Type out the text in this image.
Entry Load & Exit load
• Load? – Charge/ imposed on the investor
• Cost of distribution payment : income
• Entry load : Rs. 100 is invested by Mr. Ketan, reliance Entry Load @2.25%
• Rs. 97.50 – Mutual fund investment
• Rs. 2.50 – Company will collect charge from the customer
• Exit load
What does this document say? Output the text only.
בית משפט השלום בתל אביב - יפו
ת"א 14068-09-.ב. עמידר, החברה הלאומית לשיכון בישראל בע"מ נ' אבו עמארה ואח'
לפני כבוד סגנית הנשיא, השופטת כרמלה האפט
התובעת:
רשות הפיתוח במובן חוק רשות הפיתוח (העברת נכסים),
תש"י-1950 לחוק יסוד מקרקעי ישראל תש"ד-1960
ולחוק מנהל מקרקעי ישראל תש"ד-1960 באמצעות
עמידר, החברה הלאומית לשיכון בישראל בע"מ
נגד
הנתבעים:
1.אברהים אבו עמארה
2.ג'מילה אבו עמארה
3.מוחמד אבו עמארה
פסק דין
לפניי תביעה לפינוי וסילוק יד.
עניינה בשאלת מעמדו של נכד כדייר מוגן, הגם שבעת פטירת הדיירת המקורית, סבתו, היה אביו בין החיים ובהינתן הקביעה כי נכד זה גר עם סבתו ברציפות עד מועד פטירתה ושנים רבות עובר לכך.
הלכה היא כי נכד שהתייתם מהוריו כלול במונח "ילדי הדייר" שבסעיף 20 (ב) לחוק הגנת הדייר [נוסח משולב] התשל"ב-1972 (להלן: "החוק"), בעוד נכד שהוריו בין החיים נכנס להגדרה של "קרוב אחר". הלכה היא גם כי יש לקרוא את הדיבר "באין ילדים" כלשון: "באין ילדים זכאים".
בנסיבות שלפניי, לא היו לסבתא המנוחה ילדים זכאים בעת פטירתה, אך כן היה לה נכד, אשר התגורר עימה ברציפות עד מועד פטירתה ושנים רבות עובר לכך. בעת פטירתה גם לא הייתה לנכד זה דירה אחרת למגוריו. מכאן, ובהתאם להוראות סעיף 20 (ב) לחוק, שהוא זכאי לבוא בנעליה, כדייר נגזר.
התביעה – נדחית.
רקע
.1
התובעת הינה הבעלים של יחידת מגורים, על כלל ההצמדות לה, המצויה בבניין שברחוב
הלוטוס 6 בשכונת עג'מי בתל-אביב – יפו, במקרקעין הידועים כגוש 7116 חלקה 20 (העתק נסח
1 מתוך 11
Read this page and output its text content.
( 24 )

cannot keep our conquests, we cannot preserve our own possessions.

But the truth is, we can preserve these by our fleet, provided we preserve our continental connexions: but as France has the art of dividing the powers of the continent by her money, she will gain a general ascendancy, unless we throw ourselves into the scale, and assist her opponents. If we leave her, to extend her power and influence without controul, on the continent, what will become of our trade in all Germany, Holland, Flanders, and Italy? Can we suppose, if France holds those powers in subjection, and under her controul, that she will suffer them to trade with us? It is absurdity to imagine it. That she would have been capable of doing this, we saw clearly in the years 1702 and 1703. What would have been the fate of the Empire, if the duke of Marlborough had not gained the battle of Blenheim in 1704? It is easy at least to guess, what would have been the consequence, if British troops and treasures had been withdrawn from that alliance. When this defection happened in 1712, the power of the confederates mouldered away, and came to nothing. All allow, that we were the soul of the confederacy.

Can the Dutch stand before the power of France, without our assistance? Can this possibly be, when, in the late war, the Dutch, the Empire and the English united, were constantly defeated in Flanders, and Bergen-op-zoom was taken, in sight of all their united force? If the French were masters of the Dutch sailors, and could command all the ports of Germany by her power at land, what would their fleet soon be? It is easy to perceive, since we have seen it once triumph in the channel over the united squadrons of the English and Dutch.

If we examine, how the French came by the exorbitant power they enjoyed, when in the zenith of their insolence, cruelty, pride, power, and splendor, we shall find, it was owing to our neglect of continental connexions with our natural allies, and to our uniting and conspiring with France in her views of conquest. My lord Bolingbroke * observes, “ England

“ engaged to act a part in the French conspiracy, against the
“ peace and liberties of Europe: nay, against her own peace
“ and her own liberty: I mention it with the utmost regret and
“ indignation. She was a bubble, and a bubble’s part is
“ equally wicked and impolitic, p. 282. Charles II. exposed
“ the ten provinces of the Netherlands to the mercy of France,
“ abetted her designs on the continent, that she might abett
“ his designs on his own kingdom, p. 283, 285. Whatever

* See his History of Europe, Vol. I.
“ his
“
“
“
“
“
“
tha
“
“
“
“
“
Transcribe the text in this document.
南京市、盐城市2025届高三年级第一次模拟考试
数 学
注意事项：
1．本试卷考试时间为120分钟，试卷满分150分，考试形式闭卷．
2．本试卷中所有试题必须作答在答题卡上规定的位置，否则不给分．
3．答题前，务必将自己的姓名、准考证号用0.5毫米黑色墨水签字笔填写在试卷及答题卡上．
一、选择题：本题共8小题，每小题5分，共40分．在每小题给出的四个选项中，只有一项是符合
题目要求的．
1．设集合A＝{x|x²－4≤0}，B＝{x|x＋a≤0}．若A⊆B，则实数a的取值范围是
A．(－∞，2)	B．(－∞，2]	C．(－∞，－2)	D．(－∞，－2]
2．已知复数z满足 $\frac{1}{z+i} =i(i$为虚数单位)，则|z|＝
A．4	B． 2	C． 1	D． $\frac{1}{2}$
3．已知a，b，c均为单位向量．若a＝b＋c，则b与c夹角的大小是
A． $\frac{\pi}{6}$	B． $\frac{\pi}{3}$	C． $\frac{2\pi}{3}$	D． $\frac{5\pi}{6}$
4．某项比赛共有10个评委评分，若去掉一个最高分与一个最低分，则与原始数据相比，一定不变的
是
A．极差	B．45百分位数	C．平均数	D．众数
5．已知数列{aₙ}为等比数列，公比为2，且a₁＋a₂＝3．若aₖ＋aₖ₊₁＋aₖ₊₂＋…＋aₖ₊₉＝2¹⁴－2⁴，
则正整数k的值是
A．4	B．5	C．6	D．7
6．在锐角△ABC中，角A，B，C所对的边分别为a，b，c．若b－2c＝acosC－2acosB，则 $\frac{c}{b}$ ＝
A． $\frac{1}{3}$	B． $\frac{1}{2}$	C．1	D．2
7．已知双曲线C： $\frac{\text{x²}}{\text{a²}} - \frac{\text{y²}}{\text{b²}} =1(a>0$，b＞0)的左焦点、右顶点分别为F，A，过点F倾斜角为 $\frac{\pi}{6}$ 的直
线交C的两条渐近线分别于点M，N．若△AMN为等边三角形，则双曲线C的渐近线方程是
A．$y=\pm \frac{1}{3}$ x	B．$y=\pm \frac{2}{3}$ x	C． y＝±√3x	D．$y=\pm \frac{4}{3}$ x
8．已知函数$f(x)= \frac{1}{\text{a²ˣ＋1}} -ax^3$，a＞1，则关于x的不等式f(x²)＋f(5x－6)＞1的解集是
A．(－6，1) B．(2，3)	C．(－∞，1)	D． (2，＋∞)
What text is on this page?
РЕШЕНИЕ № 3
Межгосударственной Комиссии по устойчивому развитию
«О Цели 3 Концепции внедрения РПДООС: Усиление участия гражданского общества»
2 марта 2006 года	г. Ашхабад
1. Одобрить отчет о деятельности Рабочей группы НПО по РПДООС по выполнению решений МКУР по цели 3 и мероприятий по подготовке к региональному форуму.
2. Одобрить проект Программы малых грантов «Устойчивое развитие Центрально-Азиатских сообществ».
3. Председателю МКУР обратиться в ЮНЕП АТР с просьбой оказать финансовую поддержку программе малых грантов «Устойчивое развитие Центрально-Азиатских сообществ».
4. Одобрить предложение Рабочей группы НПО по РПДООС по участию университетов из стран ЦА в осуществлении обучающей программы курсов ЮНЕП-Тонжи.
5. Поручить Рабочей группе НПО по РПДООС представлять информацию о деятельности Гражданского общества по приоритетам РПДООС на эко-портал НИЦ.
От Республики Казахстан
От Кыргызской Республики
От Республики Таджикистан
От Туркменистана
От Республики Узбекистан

**Task prompt**: Report each line in the preceding entries that holds the string "сообществ".

**Solution for this exercise**:
2. Одобрить проект Программы малых грантов «Устойчивое развитие Центрально-Азиатских сообществ».
3. Председателю МКУР обратиться в ЮНЕП АТР с просьбой оказать финансовую поддержку программе малых грантов «Устойчивое развитие Центрально-Азиатских сообществ».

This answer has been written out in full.